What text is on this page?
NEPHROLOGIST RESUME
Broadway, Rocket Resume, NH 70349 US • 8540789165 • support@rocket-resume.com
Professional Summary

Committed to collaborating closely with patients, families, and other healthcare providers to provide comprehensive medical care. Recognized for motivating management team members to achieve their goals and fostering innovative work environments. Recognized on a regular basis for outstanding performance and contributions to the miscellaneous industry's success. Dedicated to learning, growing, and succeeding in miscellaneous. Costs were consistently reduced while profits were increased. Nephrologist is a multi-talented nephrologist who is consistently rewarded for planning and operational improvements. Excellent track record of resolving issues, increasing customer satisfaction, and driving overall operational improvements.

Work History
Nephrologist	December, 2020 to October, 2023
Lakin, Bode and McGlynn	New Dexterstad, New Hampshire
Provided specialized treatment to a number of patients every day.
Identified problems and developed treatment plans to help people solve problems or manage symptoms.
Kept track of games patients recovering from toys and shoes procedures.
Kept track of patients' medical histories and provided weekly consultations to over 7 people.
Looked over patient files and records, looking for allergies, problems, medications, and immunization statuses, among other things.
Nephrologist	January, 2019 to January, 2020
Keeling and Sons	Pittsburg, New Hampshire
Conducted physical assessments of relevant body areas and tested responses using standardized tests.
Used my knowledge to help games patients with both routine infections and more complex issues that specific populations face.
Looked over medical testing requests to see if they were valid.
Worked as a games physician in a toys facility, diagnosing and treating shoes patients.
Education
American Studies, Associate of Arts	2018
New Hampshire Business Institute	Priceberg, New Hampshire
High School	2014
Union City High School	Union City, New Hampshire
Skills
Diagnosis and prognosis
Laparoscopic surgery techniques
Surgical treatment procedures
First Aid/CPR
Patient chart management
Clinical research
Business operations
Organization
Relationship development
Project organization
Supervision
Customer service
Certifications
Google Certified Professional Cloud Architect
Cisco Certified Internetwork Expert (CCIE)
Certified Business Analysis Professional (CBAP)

——————————

_WORK INSTRUCTION:_ Each line in the data where the string "problems" occurs should be identified and copied.

_ANSWER SECTION:_
Identified problems and developed treatment plans to help people solve problems or manage symptoms.
Looked over patient files and records, looking for allergies, problems, medications, and immunization statuses, among other things.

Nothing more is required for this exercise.